Determine how many lines of the material hold the string "year" and reply with only that number.

Material for this task ::
——

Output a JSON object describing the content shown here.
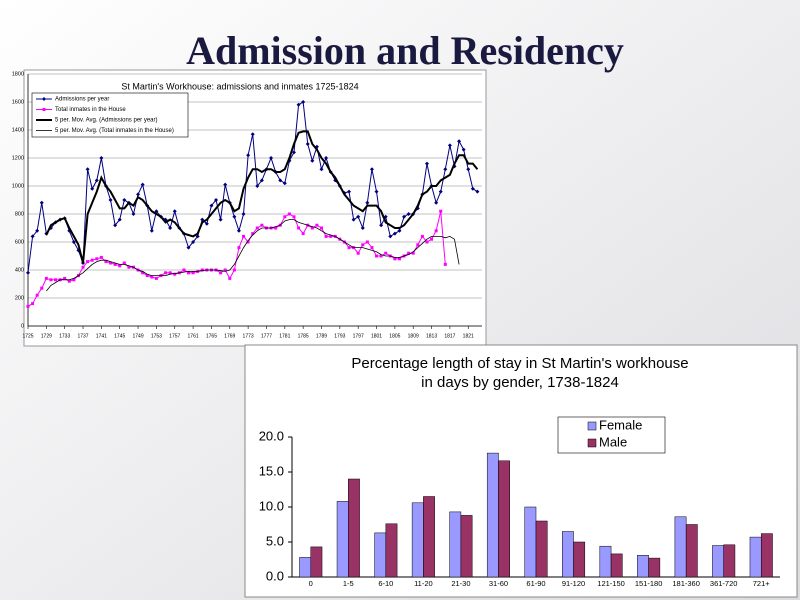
{
  "title": "Admission and Residency",
  "chart_data": [
    {
      "type": "line",
      "title": "St Martin's Workhouse: admissions and inmates 1725-1824",
      "x": [
        1725,
        1726,
        1727,
        1728,
        1729,
        1730,
        1731,
        1732,
        1733,
        1734,
        1735,
        1736,
        1737,
        1738,
        1739,
        1740,
        1741,
        1742,
        1743,
        1744,
        1745,
        1746,
        1747,
        1748,
        1749,
        1750,
        1751,
        1752,
        1753,
        1754,
        1755,
        1756,
        1757,
        1758,
        1759,
        1760,
        1761,
        1762,
        1763,
        1764,
        1765,
        1766,
        1767,
        1768,
        1769,
        1770,
        1771,
        1772,
        1773,
        1774,
        1775,
        1776,
        1777,
        1778,
        1779,
        1780,
        1781,
        1782,
        1783,
        1784,
        1785,
        1786,
        1787,
        1788,
        1789,
        1790,
        1791,
        1792,
        1793,
        1794,
        1795,
        1796,
        1797,
        1798,
        1799,
        1800,
        1801,
        1802,
        1803,
        1804,
        1805,
        1806,
        1807,
        1808,
        1809,
        1810,
        1811,
        1812,
        1813,
        1814,
        1815,
        1816,
        1817,
        1818,
        1819,
        1820,
        1821,
        1822,
        1823
      ],
      "xlim": [
        1725,
        1824
      ],
      "xticks": [
        1725,
        1729,
        1733,
        1737,
        1741,
        1745,
        1749,
        1753,
        1757,
        1761,
        1765,
        1769,
        1773,
        1777,
        1781,
        1785,
        1789,
        1793,
        1797,
        1801,
        1805,
        1809,
        1813,
        1817,
        1821
      ],
      "ylim": [
        0,
        1800
      ],
      "yticks": [
        0,
        200,
        400,
        600,
        800,
        1000,
        1200,
        1400,
        1600,
        1800
      ],
      "grid": true,
      "legend": "upper left",
      "series": [
        {
          "name": "Admissions per year",
          "color": "#000080",
          "marker": "diamond",
          "line_width": 1,
          "values": [
            380,
            640,
            680,
            880,
            660,
            700,
            740,
            760,
            770,
            680,
            600,
            540,
            450,
            1120,
            980,
            1040,
            1200,
            1000,
            900,
            720,
            760,
            900,
            880,
            800,
            940,
            1010,
            860,
            680,
            820,
            780,
            760,
            700,
            820,
            700,
            660,
            560,
            600,
            640,
            760,
            730,
            860,
            900,
            760,
            1010,
            880,
            780,
            680,
            800,
            1220,
            1370,
            1000,
            1040,
            1120,
            1200,
            1100,
            1040,
            1020,
            1180,
            1240,
            1580,
            1600,
            1300,
            1180,
            1280,
            1120,
            1200,
            1100,
            1040,
            1000,
            950,
            960,
            760,
            780,
            700,
            880,
            1120,
            960,
            720,
            780,
            640,
            660,
            680,
            780,
            800,
            800,
            840,
            940,
            1160,
            1000,
            880,
            960,
            1120,
            1290,
            1140,
            1320,
            1260,
            1120,
            980,
            960
          ]
        },
        {
          "name": "Total inmates in the House",
          "color": "#ff00ff",
          "marker": "square",
          "line_width": 1,
          "values": [
            140,
            160,
            220,
            270,
            340,
            330,
            330,
            330,
            340,
            320,
            330,
            360,
            420,
            460,
            470,
            480,
            490,
            460,
            450,
            440,
            430,
            450,
            420,
            420,
            400,
            380,
            360,
            350,
            340,
            360,
            380,
            380,
            370,
            380,
            400,
            380,
            380,
            390,
            400,
            400,
            400,
            400,
            380,
            400,
            340,
            400,
            560,
            640,
            600,
            660,
            700,
            720,
            700,
            700,
            700,
            720,
            780,
            800,
            780,
            700,
            660,
            720,
            700,
            720,
            700,
            640,
            640,
            640,
            620,
            600,
            560,
            560,
            520,
            580,
            600,
            560,
            500,
            500,
            520,
            500,
            480,
            480,
            500,
            520,
            520,
            580,
            640,
            600,
            620,
            680,
            820,
            440,
            null,
            null,
            null,
            null,
            null,
            null,
            null
          ]
        },
        {
          "name": "5 per. Mov. Avg. (Admissions per year)",
          "color": "#000000",
          "marker": "none",
          "line_width": 2,
          "values": [
            null,
            null,
            null,
            null,
            650,
            720,
            740,
            760,
            770,
            700,
            640,
            580,
            450,
            800,
            880,
            960,
            1060,
            1000,
            960,
            900,
            840,
            840,
            880,
            860,
            920,
            900,
            860,
            820,
            800,
            780,
            740,
            760,
            740,
            700,
            660,
            650,
            640,
            660,
            740,
            760,
            800,
            840,
            880,
            900,
            880,
            820,
            840,
            980,
            1060,
            1120,
            1120,
            1100,
            1120,
            1120,
            1100,
            1100,
            1120,
            1200,
            1300,
            1380,
            1390,
            1390,
            1300,
            1260,
            1200,
            1160,
            1100,
            1060,
            1000,
            940,
            900,
            860,
            840,
            820,
            860,
            860,
            860,
            820,
            740,
            720,
            700,
            700,
            720,
            760,
            800,
            860,
            940,
            960,
            1000,
            1000,
            1040,
            1060,
            1080,
            1160,
            1220,
            1220,
            1160,
            1160,
            1120
          ]
        },
        {
          "name": "5 per. Mov. Avg. (Total inmates in the House)",
          "color": "#000000",
          "marker": "none",
          "line_width": 0.8,
          "values": [
            null,
            null,
            null,
            null,
            250,
            290,
            310,
            330,
            330,
            330,
            340,
            360,
            380,
            410,
            440,
            460,
            470,
            470,
            460,
            450,
            440,
            440,
            430,
            420,
            400,
            390,
            370,
            360,
            360,
            360,
            360,
            370,
            375,
            380,
            385,
            390,
            390,
            390,
            395,
            400,
            400,
            400,
            395,
            390,
            400,
            440,
            500,
            560,
            610,
            650,
            680,
            700,
            700,
            700,
            710,
            720,
            750,
            760,
            760,
            740,
            730,
            720,
            710,
            700,
            680,
            660,
            650,
            640,
            620,
            600,
            580,
            560,
            560,
            560,
            550,
            540,
            530,
            510,
            500,
            500,
            490,
            490,
            500,
            510,
            530,
            560,
            590,
            620,
            640,
            640,
            640,
            630,
            640,
            620,
            440,
            null,
            null,
            null,
            null
          ]
        }
      ]
    },
    {
      "type": "bar",
      "title": [
        "Percentage length of stay in St Martin's workhouse",
        "in days by gender, 1738-1824"
      ],
      "categories": [
        "0",
        "1-5",
        "6-10",
        "11-20",
        "21-30",
        "31-60",
        "61-90",
        "91-120",
        "121-150",
        "151-180",
        "181-360",
        "361-720",
        "721+"
      ],
      "ylim": [
        0,
        20
      ],
      "yticks": [
        {
          "value": 0,
          "label": "0.0"
        },
        {
          "value": 5,
          "label": "5.0"
        },
        {
          "value": 10,
          "label": "10.0"
        },
        {
          "value": 15,
          "label": "15.0"
        },
        {
          "value": 20,
          "label": "20.0"
        }
      ],
      "legend": "upper right",
      "series": [
        {
          "name": "Female",
          "color": "#9999ff",
          "values": [
            2.8,
            10.8,
            6.3,
            10.6,
            9.3,
            17.7,
            10.0,
            6.5,
            4.4,
            3.1,
            8.6,
            4.5,
            5.7
          ]
        },
        {
          "name": "Male",
          "color": "#993366",
          "values": [
            4.3,
            14.0,
            7.6,
            11.5,
            8.8,
            16.6,
            8.0,
            5.0,
            3.3,
            2.7,
            7.5,
            4.6,
            6.2
          ]
        }
      ]
    }
  ]
}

——

Worked solution :: 2